### SUPPLIED MATERIAL
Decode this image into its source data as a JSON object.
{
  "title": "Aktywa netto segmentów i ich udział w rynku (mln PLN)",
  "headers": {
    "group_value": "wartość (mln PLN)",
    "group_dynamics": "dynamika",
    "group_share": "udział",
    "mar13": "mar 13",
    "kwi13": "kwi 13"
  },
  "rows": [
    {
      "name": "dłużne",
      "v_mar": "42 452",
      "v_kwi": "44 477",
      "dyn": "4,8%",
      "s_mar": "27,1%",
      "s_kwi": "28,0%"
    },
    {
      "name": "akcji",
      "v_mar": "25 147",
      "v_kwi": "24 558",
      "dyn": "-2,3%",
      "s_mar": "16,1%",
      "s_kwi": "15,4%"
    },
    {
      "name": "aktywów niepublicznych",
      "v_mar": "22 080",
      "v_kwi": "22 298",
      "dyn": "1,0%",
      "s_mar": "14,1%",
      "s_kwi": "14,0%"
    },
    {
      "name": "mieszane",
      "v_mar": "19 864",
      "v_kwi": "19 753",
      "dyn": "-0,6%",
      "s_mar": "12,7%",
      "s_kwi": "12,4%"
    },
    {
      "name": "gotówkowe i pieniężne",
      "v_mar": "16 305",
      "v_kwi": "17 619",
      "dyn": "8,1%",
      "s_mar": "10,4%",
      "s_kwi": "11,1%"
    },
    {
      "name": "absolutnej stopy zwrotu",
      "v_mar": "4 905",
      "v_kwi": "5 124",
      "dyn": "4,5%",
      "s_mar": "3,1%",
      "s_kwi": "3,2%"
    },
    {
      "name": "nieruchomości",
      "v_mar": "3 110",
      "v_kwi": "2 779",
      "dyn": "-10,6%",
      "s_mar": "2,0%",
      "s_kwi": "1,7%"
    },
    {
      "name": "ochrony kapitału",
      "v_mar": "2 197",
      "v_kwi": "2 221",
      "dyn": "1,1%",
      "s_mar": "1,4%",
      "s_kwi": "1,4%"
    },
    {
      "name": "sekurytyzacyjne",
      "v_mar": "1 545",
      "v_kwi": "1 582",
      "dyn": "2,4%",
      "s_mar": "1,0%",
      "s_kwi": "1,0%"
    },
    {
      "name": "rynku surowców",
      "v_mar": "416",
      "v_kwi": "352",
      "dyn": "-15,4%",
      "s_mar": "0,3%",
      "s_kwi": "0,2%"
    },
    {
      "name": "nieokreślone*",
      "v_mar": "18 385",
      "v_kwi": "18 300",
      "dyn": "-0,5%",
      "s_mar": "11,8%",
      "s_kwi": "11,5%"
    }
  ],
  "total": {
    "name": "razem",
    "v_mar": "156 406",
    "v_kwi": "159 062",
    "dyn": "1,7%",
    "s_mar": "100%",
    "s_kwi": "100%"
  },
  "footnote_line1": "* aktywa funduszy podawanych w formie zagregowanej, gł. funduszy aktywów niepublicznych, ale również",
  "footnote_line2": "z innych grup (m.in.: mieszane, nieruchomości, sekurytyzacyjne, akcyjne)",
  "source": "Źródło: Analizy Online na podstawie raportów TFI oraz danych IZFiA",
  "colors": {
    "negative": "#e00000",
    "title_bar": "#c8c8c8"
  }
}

### WORK TO BE COMPLETED
Type out the whole listing above again, exactly as it stands.

### ANSWER TO THIS PROBLEM
Decode this image into its source data as a JSON object.
{
  "title": "Aktywa netto segmentów i ich udział w rynku (mln PLN)",
  "headers": {
    "group_value": "wartość (mln PLN)",
    "group_dynamics": "dynamika",
    "group_share": "udział",
    "mar13": "mar 13",
    "kwi13": "kwi 13"
  },
  "rows": [
    {
      "name": "dłużne",
      "v_mar": "42 452",
      "v_kwi": "44 477",
      "dyn": "4,8%",
      "s_mar": "27,1%",
      "s_kwi": "28,0%"
    },
    {
      "name": "akcji",
      "v_mar": "25 147",
      "v_kwi": "24 558",
      "dyn": "-2,3%",
      "s_mar": "16,1%",
      "s_kwi": "15,4%"
    },
    {
      "name": "aktywów niepublicznych",
      "v_mar": "22 080",
      "v_kwi": "22 298",
      "dyn": "1,0%",
      "s_mar": "14,1%",
      "s_kwi": "14,0%"
    },
    {
      "name": "mieszane",
      "v_mar": "19 864",
      "v_kwi": "19 753",
      "dyn": "-0,6%",
      "s_mar": "12,7%",
      "s_kwi": "12,4%"
    },
    {
      "name": "gotówkowe i pieniężne",
      "v_mar": "16 305",
      "v_kwi": "17 619",
      "dyn": "8,1%",
      "s_mar": "10,4%",
      "s_kwi": "11,1%"
    },
    {
      "name": "absolutnej stopy zwrotu",
      "v_mar": "4 905",
      "v_kwi": "5 124",
      "dyn": "4,5%",
      "s_mar": "3,1%",
      "s_kwi": "3,2%"
    },
    {
      "name": "nieruchomości",
      "v_mar": "3 110",
      "v_kwi": "2 779",
      "dyn": "-10,6%",
      "s_mar": "2,0%",
      "s_kwi": "1,7%"
    },
    {
      "name": "ochrony kapitału",
      "v_mar": "2 197",
      "v_kwi": "2 221",
      "dyn": "1,1%",
      "s_mar": "1,4%",
      "s_kwi": "1,4%"
    },
    {
      "name": "sekurytyzacyjne",
      "v_mar": "1 545",
      "v_kwi": "1 582",
      "dyn": "2,4%",
      "s_mar": "1,0%",
      "s_kwi": "1,0%"
    },
    {
      "name": "rynku surowców",
      "v_mar": "416",
      "v_kwi": "352",
      "dyn": "-15,4%",
      "s_mar": "0,3%",
      "s_kwi": "0,2%"
    },
    {
      "name": "nieokreślone*",
      "v_mar": "18 385",
      "v_kwi": "18 300",
      "dyn": "-0,5%",
      "s_mar": "11,8%",
      "s_kwi": "11,5%"
    }
  ],
  "total": {
    "name": "razem",
    "v_mar": "156 406",
    "v_kwi": "159 062",
    "dyn": "1,7%",
    "s_mar": "100%",
    "s_kwi": "100%"
  },
  "footnote_line1": "* aktywa funduszy podawanych w formie zagregowanej, gł. funduszy aktywów niepublicznych, ale również",
  "footnote_line2": "z innych grup (m.in.: mieszane, nieruchomości, sekurytyzacyjne, akcyjne)",
  "source": "Źródło: Analizy Online na podstawie raportów TFI oraz danych IZFiA",
  "colors": {
    "negative": "#e00000",
    "title_bar": "#c8c8c8"
  }
}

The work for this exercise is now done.